* What is expected *
Set out each line from the following listing that includes the word "right".

* Supplied entries *
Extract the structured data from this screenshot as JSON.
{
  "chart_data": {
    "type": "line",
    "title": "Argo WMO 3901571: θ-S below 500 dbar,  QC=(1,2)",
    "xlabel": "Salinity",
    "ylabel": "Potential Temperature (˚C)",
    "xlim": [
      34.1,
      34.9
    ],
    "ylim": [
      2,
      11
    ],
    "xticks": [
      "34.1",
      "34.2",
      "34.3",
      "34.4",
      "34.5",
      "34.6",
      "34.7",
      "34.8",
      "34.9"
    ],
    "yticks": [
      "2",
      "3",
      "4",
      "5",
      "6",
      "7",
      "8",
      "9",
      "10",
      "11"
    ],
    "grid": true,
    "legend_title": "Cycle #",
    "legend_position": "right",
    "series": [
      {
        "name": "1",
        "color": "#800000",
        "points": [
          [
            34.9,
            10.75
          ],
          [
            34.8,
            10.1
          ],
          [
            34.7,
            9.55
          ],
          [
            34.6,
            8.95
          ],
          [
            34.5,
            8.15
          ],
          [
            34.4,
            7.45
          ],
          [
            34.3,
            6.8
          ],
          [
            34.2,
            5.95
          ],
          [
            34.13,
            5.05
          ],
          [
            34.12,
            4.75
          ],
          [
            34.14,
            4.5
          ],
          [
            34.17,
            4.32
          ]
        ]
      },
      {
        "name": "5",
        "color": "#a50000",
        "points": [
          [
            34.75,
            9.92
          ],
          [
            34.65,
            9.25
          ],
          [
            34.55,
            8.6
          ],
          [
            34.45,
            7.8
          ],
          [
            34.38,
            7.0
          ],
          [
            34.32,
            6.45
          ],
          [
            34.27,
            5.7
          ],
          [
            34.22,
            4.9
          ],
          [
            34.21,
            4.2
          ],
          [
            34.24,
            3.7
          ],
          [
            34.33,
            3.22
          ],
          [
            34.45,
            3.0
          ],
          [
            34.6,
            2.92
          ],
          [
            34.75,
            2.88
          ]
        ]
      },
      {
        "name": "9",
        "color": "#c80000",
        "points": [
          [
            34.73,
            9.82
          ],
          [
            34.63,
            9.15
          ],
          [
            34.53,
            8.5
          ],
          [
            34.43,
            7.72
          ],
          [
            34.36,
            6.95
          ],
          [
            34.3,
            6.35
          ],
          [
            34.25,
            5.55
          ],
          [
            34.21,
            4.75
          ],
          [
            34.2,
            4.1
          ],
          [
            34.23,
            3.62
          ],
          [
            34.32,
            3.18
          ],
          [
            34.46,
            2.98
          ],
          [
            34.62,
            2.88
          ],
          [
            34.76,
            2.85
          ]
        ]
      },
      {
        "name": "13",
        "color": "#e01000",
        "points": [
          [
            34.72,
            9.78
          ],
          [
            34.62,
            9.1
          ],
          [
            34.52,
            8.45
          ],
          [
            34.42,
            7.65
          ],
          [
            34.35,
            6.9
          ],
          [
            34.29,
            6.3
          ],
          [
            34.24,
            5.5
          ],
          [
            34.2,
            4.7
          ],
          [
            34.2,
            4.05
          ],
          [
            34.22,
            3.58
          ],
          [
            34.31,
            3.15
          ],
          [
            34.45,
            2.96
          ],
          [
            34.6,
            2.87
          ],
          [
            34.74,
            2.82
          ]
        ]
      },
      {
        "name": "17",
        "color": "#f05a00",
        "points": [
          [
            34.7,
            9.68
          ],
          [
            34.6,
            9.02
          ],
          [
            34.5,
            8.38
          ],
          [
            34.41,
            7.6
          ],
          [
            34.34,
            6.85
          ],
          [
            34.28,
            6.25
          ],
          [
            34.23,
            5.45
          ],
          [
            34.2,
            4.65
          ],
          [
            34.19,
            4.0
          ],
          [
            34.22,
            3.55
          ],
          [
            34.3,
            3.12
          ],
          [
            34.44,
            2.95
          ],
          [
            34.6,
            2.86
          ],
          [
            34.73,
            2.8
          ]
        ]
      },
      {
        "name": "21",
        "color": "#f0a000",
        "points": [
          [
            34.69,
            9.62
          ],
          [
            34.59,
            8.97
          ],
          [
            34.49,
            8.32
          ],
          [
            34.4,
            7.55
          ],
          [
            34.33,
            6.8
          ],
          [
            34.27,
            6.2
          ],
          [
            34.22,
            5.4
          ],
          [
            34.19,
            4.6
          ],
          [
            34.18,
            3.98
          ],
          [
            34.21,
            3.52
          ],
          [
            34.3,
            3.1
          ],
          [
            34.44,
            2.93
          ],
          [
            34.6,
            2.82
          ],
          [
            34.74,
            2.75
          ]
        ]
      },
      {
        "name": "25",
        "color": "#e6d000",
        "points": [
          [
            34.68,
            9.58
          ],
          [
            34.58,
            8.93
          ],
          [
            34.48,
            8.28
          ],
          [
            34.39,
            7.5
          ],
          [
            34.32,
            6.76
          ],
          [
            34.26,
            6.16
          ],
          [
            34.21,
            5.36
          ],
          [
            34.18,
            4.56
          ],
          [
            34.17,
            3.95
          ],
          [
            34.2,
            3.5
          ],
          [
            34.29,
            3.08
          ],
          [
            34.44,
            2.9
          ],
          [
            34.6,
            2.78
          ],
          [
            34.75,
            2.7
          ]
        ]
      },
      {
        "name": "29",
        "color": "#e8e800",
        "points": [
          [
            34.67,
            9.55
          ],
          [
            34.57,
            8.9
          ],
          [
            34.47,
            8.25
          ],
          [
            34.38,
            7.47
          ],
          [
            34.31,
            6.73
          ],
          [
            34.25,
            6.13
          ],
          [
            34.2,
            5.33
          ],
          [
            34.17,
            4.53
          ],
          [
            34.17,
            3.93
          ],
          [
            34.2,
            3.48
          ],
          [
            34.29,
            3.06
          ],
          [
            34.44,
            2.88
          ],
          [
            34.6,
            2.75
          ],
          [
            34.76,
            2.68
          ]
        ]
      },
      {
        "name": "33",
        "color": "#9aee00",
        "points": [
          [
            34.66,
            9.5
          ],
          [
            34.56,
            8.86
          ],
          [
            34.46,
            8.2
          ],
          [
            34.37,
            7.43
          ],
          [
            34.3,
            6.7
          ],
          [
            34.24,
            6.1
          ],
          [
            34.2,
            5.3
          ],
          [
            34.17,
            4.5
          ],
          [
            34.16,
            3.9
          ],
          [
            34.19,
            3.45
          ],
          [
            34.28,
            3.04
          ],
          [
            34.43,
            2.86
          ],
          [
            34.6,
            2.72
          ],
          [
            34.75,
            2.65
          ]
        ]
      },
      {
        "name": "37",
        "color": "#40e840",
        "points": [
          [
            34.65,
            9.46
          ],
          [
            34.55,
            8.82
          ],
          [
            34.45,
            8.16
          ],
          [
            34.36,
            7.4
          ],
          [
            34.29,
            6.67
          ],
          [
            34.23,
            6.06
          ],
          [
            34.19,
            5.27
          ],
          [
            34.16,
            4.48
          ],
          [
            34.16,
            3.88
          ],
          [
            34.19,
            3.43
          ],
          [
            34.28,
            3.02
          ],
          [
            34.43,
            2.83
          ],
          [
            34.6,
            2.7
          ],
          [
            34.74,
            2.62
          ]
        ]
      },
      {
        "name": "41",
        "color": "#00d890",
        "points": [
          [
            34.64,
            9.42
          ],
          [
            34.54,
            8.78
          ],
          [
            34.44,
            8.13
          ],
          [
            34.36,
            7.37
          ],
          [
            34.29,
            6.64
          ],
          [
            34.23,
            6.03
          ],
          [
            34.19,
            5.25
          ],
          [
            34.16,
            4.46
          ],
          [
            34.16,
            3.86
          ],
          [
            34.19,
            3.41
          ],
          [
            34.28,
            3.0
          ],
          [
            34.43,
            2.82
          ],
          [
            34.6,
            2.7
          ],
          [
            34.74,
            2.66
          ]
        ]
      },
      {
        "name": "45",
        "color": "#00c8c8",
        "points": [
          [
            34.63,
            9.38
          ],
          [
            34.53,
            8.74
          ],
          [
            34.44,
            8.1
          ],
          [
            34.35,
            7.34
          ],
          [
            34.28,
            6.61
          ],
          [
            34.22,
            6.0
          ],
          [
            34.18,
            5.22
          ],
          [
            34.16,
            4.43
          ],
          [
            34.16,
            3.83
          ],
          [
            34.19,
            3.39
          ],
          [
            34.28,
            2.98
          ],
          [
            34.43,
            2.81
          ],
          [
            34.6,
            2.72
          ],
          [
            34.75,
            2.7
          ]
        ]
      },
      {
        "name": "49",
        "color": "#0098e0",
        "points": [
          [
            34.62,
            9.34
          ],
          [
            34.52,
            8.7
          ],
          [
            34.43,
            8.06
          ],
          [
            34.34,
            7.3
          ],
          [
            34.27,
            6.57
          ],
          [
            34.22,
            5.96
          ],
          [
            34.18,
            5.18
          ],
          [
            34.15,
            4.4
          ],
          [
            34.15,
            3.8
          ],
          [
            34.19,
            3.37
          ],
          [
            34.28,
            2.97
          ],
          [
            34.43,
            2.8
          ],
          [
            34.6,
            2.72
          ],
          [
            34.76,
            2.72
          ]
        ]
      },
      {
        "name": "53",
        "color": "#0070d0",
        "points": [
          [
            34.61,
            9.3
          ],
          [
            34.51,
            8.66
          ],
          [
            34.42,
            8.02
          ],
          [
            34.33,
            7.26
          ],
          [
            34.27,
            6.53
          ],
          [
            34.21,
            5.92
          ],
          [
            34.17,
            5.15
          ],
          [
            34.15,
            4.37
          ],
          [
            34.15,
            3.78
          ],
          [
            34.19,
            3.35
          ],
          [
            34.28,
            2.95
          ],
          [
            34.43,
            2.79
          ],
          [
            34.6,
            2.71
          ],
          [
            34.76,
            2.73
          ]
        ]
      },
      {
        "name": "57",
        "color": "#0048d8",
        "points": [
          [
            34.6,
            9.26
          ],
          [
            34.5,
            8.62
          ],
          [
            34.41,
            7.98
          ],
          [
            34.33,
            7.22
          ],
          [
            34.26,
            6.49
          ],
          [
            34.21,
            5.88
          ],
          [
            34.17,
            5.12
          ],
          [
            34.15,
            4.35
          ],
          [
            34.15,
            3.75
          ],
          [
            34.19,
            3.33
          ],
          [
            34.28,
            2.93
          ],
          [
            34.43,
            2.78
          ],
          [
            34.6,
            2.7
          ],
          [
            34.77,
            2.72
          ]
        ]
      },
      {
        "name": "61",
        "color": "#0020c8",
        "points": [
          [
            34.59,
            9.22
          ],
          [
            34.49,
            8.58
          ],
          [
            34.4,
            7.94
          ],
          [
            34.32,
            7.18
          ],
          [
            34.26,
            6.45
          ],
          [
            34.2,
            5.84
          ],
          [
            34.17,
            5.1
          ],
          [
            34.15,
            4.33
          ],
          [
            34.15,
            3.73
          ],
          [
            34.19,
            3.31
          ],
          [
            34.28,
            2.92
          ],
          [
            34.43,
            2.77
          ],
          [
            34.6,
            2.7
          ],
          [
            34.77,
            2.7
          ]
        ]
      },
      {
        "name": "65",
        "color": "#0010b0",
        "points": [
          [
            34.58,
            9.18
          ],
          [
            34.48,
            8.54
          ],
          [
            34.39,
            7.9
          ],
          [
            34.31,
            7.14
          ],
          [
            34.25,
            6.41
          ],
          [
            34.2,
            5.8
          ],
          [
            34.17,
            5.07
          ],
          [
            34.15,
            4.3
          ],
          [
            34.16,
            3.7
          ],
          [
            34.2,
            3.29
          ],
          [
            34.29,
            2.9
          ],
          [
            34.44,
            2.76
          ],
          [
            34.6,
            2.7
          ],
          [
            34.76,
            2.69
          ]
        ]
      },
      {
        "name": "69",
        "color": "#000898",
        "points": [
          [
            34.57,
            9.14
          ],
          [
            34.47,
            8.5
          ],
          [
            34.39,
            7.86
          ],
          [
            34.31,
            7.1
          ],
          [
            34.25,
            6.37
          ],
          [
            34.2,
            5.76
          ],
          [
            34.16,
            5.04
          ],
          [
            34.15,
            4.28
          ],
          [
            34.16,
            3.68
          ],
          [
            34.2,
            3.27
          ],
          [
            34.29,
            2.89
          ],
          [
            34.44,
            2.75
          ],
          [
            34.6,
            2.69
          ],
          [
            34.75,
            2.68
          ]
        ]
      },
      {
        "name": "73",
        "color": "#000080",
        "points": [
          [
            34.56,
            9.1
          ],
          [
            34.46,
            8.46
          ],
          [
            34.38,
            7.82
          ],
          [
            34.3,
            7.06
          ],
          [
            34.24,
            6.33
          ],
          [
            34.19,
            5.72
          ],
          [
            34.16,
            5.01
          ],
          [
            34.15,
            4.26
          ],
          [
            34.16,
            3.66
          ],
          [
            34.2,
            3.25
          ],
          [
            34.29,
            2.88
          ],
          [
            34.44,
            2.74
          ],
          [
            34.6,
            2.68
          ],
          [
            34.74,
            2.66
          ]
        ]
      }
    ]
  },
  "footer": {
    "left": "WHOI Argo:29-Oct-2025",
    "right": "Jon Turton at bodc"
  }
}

* Solution *
    "legend_position": "right",
    "right": "Jon Turton at bodc"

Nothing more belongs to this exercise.